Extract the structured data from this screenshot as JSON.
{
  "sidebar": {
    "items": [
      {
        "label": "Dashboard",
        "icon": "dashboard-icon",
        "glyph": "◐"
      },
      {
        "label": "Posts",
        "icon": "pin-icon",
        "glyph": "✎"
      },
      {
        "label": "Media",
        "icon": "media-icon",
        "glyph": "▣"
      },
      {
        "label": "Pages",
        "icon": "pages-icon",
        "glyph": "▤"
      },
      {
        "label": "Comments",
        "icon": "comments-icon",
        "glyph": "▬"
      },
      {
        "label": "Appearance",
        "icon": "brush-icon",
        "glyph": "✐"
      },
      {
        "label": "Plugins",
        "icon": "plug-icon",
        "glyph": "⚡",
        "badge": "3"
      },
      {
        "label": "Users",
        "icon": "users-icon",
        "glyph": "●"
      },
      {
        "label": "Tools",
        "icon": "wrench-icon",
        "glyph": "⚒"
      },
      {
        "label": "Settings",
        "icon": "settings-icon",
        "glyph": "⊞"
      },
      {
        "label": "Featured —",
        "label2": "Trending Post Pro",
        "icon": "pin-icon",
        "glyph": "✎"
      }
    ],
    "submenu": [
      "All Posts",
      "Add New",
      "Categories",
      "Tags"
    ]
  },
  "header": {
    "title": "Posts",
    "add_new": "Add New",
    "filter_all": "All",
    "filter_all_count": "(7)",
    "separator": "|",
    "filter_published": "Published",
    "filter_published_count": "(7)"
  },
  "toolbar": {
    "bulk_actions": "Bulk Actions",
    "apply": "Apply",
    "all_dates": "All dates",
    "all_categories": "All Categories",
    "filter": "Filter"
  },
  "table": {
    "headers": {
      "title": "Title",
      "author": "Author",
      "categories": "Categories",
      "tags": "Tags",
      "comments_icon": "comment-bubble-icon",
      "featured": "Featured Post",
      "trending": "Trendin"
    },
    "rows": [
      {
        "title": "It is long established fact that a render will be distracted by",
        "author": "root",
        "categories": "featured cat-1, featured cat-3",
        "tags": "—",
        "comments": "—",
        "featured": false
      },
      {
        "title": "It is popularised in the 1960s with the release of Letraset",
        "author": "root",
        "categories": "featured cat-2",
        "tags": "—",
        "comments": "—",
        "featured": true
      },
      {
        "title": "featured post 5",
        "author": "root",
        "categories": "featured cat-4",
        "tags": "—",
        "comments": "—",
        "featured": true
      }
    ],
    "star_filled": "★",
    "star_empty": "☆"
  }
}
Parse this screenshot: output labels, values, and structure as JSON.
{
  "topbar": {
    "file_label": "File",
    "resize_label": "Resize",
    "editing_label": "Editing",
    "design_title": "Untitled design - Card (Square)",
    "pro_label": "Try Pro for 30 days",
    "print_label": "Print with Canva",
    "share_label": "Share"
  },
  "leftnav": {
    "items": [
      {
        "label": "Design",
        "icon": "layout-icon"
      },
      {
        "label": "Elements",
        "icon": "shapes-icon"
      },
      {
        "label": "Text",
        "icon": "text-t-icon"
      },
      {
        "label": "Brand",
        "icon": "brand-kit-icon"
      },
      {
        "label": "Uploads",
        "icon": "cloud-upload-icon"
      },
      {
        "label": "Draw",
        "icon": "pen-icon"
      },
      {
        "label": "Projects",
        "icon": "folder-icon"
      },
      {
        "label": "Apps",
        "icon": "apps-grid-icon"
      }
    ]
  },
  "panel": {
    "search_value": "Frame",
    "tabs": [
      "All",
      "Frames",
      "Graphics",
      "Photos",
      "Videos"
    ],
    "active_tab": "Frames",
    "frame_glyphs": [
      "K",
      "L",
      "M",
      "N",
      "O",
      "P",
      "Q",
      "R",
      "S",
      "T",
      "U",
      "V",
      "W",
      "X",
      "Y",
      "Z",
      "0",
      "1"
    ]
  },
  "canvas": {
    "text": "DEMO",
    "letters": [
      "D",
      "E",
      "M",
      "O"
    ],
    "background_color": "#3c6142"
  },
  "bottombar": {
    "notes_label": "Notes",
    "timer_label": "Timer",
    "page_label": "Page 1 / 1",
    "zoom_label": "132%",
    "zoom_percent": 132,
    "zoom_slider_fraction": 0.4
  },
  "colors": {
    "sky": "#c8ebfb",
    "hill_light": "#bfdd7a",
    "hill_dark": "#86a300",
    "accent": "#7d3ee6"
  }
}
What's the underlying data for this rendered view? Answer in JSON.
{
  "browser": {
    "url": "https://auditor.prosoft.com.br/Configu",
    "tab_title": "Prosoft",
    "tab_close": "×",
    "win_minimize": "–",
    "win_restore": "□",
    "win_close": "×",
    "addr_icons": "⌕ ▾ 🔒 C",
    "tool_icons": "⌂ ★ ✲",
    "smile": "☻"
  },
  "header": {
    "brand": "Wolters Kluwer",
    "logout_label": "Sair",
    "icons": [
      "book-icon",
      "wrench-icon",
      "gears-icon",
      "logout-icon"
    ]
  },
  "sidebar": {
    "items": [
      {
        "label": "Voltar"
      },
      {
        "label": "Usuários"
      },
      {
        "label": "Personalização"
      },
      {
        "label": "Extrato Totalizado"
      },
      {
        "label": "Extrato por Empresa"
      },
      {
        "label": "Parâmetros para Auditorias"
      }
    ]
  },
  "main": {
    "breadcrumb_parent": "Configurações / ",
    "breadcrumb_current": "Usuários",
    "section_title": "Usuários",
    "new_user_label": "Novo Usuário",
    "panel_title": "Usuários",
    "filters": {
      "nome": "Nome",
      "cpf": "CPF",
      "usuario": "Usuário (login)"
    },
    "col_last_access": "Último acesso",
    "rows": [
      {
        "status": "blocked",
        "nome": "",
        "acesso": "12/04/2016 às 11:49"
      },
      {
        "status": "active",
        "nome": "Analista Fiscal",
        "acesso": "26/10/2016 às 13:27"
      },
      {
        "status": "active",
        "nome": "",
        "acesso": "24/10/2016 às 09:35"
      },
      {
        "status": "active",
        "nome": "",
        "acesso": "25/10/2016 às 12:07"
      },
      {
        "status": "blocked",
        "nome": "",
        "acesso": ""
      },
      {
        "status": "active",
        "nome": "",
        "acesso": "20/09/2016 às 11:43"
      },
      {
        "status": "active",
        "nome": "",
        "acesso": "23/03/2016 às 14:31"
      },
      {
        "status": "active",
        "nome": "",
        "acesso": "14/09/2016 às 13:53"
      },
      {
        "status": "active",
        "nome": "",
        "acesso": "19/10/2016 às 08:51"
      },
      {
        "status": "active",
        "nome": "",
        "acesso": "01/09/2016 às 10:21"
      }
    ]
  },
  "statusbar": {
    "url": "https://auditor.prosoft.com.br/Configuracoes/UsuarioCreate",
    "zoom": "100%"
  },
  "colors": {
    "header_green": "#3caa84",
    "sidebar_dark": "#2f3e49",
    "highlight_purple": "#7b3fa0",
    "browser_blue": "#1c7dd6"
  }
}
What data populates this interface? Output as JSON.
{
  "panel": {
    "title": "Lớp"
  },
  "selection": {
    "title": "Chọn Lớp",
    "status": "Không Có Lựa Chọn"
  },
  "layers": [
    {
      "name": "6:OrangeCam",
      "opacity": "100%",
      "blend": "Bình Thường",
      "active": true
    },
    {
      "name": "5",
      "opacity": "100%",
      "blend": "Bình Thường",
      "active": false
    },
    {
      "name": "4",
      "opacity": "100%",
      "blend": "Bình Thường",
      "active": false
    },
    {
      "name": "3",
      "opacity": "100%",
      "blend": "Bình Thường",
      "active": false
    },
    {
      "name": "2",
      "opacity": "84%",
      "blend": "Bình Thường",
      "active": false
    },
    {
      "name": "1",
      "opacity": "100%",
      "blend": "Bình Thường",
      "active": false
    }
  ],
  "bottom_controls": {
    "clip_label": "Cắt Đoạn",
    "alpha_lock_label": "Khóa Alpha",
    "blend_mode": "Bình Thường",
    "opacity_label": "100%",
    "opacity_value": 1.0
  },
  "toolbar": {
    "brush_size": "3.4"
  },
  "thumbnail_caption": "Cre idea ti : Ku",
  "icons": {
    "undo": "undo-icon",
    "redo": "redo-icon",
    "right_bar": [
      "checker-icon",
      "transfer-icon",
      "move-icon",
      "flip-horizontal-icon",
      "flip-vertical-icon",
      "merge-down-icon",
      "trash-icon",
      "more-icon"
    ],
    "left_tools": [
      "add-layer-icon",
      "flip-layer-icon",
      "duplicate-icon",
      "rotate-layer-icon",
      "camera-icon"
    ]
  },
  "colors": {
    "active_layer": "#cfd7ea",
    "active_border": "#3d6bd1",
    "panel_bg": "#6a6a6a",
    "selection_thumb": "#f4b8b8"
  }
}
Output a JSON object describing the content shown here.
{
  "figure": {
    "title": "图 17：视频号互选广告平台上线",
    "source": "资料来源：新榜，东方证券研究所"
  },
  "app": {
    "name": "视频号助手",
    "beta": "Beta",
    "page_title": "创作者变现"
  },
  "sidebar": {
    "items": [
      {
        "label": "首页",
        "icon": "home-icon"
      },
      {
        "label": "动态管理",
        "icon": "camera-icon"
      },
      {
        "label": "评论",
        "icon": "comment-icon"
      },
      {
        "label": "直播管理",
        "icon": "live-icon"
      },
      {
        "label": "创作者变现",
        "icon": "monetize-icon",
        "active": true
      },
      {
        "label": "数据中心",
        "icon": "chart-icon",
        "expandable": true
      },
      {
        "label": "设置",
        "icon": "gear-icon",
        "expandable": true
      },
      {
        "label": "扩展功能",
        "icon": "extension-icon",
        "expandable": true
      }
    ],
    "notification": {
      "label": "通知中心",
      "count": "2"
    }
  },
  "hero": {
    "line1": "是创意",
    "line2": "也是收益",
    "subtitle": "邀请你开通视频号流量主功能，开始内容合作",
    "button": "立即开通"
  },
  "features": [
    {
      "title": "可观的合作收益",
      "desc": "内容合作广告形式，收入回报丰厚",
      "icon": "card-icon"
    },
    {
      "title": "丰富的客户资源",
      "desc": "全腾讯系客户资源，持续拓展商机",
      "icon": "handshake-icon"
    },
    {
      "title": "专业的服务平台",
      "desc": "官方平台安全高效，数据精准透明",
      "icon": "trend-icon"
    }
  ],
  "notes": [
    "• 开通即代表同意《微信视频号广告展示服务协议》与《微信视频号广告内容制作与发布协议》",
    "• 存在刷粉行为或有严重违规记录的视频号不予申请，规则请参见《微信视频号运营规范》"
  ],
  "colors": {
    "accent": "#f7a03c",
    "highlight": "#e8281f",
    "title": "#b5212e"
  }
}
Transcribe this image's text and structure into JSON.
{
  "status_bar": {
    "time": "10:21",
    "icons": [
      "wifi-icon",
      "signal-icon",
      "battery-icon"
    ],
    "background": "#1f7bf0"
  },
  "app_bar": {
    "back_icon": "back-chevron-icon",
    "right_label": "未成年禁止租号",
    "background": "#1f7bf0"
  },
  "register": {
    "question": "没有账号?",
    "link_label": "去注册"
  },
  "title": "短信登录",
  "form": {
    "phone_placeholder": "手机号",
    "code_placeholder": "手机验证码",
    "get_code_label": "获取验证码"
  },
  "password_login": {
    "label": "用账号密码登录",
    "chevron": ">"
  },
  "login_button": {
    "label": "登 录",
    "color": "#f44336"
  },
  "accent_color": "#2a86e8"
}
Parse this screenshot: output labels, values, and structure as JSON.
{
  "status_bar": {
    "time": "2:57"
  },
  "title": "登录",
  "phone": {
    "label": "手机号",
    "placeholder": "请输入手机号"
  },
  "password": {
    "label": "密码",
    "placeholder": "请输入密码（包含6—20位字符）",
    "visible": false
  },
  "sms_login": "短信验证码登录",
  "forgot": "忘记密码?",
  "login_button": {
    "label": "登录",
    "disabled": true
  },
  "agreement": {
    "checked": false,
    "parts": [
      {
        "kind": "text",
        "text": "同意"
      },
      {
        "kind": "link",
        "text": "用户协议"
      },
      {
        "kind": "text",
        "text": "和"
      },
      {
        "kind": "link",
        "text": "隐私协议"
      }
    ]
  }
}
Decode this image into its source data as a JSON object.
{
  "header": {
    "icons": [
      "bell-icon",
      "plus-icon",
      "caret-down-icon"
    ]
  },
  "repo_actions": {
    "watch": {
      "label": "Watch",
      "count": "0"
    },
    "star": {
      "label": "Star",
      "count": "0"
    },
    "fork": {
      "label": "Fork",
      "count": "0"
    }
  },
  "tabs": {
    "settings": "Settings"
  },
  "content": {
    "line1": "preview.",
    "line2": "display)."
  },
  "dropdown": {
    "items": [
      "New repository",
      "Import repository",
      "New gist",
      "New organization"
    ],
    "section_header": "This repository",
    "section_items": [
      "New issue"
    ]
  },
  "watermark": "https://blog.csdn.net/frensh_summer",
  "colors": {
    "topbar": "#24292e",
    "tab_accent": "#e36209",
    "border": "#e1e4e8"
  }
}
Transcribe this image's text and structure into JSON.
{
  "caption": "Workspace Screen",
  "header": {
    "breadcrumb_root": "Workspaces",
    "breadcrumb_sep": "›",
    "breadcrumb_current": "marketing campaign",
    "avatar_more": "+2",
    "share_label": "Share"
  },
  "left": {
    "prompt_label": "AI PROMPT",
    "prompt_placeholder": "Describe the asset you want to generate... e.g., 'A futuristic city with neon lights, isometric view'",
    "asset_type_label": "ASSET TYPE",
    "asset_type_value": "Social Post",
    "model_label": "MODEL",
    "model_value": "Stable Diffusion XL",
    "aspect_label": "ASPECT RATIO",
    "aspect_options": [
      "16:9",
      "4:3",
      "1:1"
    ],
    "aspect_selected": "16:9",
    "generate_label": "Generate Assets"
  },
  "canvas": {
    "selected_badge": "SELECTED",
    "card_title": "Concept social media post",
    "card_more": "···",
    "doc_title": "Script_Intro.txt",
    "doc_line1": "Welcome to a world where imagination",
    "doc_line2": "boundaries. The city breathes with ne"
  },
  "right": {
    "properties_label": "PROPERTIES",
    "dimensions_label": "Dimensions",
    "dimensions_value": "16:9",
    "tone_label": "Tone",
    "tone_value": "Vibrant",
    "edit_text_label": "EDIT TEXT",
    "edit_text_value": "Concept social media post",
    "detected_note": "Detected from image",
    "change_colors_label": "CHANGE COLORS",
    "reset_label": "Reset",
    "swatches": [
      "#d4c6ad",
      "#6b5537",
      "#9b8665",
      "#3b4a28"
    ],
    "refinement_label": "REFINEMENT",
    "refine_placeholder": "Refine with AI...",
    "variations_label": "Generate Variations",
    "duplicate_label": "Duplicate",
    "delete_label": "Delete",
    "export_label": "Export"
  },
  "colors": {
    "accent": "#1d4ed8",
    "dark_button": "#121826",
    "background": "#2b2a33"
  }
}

• _TASK GOAL_
Copy, from the material, each line that holds the string "Concept".

• _OUTPUT FOR THIS TASK_
    "card_title": "Concept social media post",
    "edit_text_value": "Concept social media post",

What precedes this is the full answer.